> _Goal_
Copy every line from the records below that holds the word "Change".

> _Records provided_
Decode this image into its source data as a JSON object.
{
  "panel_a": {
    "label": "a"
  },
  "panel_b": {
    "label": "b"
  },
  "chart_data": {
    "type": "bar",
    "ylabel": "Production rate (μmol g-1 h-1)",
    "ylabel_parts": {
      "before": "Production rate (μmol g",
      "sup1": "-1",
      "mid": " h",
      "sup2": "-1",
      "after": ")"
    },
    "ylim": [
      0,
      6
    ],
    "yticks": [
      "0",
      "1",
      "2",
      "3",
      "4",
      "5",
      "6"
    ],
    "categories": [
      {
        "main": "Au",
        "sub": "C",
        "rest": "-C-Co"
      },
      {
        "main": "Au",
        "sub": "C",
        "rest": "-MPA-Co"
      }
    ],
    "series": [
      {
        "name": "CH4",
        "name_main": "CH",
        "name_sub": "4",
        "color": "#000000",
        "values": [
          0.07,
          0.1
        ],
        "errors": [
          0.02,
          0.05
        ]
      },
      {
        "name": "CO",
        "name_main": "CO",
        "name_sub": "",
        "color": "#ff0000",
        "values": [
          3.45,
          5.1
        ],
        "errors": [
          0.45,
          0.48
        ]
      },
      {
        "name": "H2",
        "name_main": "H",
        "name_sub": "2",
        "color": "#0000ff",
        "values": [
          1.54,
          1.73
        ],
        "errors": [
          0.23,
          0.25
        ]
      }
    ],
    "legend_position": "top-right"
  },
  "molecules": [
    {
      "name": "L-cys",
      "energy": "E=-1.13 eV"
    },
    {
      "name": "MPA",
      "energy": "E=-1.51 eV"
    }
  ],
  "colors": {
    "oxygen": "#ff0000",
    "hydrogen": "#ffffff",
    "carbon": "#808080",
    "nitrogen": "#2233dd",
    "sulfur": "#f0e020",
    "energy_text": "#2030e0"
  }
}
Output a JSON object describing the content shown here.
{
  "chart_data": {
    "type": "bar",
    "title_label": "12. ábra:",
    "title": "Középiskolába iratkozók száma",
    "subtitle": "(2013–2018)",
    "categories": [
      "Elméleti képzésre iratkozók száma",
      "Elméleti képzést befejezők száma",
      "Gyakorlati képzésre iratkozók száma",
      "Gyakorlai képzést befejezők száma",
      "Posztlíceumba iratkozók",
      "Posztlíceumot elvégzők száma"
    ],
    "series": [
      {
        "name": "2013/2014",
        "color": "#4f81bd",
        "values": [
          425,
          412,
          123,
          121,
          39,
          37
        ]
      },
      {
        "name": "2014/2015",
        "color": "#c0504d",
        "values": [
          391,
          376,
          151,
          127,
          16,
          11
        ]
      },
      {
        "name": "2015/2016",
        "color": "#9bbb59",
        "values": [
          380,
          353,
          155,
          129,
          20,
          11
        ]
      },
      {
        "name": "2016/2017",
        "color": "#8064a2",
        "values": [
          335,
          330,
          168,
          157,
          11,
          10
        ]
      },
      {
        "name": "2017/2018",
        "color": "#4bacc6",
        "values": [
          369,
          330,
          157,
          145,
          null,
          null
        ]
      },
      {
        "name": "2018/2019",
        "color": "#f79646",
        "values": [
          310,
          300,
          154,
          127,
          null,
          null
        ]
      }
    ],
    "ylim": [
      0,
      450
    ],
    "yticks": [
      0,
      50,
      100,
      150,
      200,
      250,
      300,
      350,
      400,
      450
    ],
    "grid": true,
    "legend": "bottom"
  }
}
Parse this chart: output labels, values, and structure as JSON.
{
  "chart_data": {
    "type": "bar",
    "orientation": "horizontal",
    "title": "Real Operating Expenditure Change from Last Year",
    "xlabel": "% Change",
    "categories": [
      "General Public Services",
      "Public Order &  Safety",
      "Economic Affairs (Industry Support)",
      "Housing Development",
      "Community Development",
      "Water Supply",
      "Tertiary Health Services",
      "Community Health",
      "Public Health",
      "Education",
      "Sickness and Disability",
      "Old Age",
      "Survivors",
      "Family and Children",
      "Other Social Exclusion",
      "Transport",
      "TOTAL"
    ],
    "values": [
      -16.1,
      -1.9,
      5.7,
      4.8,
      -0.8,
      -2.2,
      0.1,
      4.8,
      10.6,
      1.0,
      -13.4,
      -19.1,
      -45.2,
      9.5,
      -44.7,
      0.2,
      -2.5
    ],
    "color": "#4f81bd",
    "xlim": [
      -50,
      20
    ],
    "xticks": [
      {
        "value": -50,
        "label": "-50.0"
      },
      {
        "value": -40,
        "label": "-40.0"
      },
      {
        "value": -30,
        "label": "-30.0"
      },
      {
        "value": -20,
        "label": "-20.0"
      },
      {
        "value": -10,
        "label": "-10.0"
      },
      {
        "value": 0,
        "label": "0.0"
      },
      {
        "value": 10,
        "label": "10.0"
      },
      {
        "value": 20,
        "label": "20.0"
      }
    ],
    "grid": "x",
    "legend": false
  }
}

> _Output of the task_
    "title": "Real Operating Expenditure Change from Last Year",
    "xlabel": "% Change",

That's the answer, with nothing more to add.